## Work instructions
Set down all of the entries word for word, omitting the images they contain.

[Data entries]
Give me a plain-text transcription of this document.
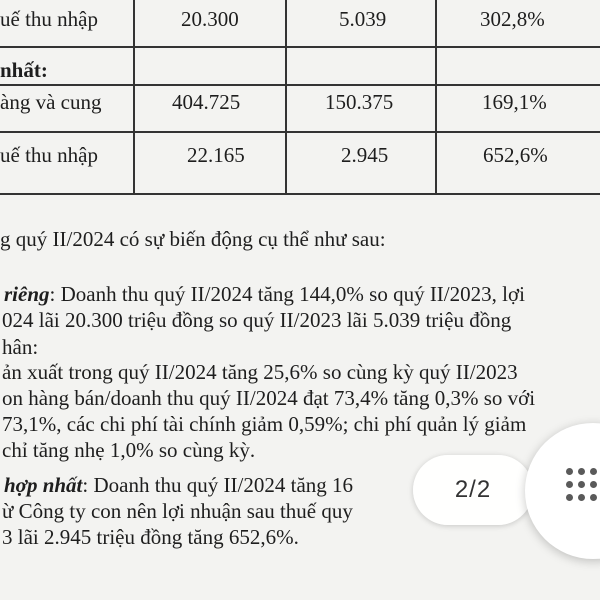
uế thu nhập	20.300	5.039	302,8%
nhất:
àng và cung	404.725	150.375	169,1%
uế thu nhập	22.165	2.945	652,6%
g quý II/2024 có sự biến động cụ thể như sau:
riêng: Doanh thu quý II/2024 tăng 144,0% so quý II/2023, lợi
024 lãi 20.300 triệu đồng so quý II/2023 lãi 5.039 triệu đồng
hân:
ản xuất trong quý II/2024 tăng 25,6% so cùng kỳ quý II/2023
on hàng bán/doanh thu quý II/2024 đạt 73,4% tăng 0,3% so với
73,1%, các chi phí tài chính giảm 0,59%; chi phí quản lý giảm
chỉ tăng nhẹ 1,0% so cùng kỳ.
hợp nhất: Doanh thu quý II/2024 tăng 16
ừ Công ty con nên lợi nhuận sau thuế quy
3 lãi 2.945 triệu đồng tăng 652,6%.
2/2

## Solution to the exercise
Give me a plain-text transcription of this document.
uế thu nhập	20.300	5.039	302,8%
nhất:
àng và cung	404.725	150.375	169,1%
uế thu nhập	22.165	2.945	652,6%
g quý II/2024 có sự biến động cụ thể như sau:
riêng: Doanh thu quý II/2024 tăng 144,0% so quý II/2023, lợi
024 lãi 20.300 triệu đồng so quý II/2023 lãi 5.039 triệu đồng
hân:
ản xuất trong quý II/2024 tăng 25,6% so cùng kỳ quý II/2023
on hàng bán/doanh thu quý II/2024 đạt 73,4% tăng 0,3% so với
73,1%, các chi phí tài chính giảm 0,59%; chi phí quản lý giảm
chỉ tăng nhẹ 1,0% so cùng kỳ.
hợp nhất: Doanh thu quý II/2024 tăng 16
ừ Công ty con nên lợi nhuận sau thuế quy
3 lãi 2.945 triệu đồng tăng 652,6%.
2/2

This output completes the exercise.